■ What is expected: Can you transcribe every record below exactly as it appears?

■ Raw records:
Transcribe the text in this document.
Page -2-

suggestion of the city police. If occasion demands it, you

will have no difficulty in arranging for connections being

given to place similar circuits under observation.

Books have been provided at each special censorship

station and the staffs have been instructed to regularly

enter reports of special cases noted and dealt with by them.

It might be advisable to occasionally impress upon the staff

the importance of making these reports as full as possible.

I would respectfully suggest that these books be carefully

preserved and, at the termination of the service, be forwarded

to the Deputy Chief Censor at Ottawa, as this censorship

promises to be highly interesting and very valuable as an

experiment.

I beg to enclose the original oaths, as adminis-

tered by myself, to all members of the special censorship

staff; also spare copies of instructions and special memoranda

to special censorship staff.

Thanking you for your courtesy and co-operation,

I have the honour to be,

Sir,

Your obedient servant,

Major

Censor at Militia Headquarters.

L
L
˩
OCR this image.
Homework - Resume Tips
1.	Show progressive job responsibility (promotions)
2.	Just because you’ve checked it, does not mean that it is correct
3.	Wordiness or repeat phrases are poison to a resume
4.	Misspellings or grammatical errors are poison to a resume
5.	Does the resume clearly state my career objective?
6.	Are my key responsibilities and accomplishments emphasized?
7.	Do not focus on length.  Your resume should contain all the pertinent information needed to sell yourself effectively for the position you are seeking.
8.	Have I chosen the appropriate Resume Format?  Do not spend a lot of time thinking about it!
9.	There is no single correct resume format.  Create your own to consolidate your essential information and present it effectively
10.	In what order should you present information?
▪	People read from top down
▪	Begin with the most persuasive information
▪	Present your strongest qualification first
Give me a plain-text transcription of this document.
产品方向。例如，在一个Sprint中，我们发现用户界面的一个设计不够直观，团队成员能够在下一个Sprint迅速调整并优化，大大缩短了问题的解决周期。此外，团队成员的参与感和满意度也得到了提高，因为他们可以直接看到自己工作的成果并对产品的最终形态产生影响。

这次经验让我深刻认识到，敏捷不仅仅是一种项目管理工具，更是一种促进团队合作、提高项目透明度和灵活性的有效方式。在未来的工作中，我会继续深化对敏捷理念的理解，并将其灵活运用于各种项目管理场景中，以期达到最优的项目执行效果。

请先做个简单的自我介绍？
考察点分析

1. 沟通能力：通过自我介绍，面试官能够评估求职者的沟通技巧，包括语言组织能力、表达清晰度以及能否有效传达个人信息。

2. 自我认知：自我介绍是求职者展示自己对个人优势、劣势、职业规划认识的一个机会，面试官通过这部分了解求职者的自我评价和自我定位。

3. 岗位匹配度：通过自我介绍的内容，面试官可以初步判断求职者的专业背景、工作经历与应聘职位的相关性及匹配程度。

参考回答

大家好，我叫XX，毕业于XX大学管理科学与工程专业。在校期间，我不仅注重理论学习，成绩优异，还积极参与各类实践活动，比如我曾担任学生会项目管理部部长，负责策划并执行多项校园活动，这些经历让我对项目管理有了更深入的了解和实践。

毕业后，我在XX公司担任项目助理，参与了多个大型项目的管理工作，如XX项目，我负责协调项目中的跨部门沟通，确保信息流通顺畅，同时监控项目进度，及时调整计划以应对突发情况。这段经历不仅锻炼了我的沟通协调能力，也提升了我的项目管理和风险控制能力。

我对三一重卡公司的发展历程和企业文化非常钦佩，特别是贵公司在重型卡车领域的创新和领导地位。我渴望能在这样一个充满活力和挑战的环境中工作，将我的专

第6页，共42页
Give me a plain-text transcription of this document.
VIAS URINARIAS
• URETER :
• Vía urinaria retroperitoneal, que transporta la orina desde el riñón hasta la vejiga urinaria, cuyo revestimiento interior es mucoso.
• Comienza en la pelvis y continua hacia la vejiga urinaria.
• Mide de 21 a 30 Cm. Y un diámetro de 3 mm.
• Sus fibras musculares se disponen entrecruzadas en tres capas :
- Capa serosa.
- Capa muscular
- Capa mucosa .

■ Solution to this exercise:
Transcribe the text in this document.
Page -2-

suggestion of the city police. If occasion demands it, you

will have no difficulty in arranging for connections being

given to place similar circuits under observation.

Books have been provided at each special censorship

station and the staffs have been instructed to regularly

enter reports of special cases noted and dealt with by them.

It might be advisable to occasionally impress upon the staff

the importance of making these reports as full as possible.

I would respectfully suggest that these books be carefully

preserved and, at the termination of the service, be forwarded

to the Deputy Chief Censor at Ottawa, as this censorship

promises to be highly interesting and very valuable as an

experiment.

I beg to enclose the original oaths, as adminis-

tered by myself, to all members of the special censorship

staff; also spare copies of instructions and special memoranda

to special censorship staff.

Thanking you for your courtesy and co-operation,

I have the honour to be,

Sir,

Your obedient servant,

Major

Censor at Militia Headquarters.

L
L
˩
OCR this image.
Homework - Resume Tips
1.	Show progressive job responsibility (promotions)
2.	Just because you’ve checked it, does not mean that it is correct
3.	Wordiness or repeat phrases are poison to a resume
4.	Misspellings or grammatical errors are poison to a resume
5.	Does the resume clearly state my career objective?
6.	Are my key responsibilities and accomplishments emphasized?
7.	Do not focus on length.  Your resume should contain all the pertinent information needed to sell yourself effectively for the position you are seeking.
8.	Have I chosen the appropriate Resume Format?  Do not spend a lot of time thinking about it!
9.	There is no single correct resume format.  Create your own to consolidate your essential information and present it effectively
10.	In what order should you present information?
▪	People read from top down
▪	Begin with the most persuasive information
▪	Present your strongest qualification first
Give me a plain-text transcription of this document.
产品方向。例如，在一个Sprint中，我们发现用户界面的一个设计不够直观，团队成员能够在下一个Sprint迅速调整并优化，大大缩短了问题的解决周期。此外，团队成员的参与感和满意度也得到了提高，因为他们可以直接看到自己工作的成果并对产品的最终形态产生影响。

这次经验让我深刻认识到，敏捷不仅仅是一种项目管理工具，更是一种促进团队合作、提高项目透明度和灵活性的有效方式。在未来的工作中，我会继续深化对敏捷理念的理解，并将其灵活运用于各种项目管理场景中，以期达到最优的项目执行效果。

请先做个简单的自我介绍？
考察点分析

1. 沟通能力：通过自我介绍，面试官能够评估求职者的沟通技巧，包括语言组织能力、表达清晰度以及能否有效传达个人信息。

2. 自我认知：自我介绍是求职者展示自己对个人优势、劣势、职业规划认识的一个机会，面试官通过这部分了解求职者的自我评价和自我定位。

3. 岗位匹配度：通过自我介绍的内容，面试官可以初步判断求职者的专业背景、工作经历与应聘职位的相关性及匹配程度。

参考回答

大家好，我叫XX，毕业于XX大学管理科学与工程专业。在校期间，我不仅注重理论学习，成绩优异，还积极参与各类实践活动，比如我曾担任学生会项目管理部部长，负责策划并执行多项校园活动，这些经历让我对项目管理有了更深入的了解和实践。

毕业后，我在XX公司担任项目助理，参与了多个大型项目的管理工作，如XX项目，我负责协调项目中的跨部门沟通，确保信息流通顺畅，同时监控项目进度，及时调整计划以应对突发情况。这段经历不仅锻炼了我的沟通协调能力，也提升了我的项目管理和风险控制能力。

我对三一重卡公司的发展历程和企业文化非常钦佩，特别是贵公司在重型卡车领域的创新和领导地位。我渴望能在这样一个充满活力和挑战的环境中工作，将我的专

第6页，共42页
Give me a plain-text transcription of this document.
VIAS URINARIAS
• URETER :
• Vía urinaria retroperitoneal, que transporta la orina desde el riñón hasta la vejiga urinaria, cuyo revestimiento interior es mucoso.
• Comienza en la pelvis y continua hacia la vejiga urinaria.
• Mide de 21 a 30 Cm. Y un diámetro de 3 mm.
• Sus fibras musculares se disponen entrecruzadas en tres capas :
- Capa serosa.
- Capa muscular
- Capa mucosa .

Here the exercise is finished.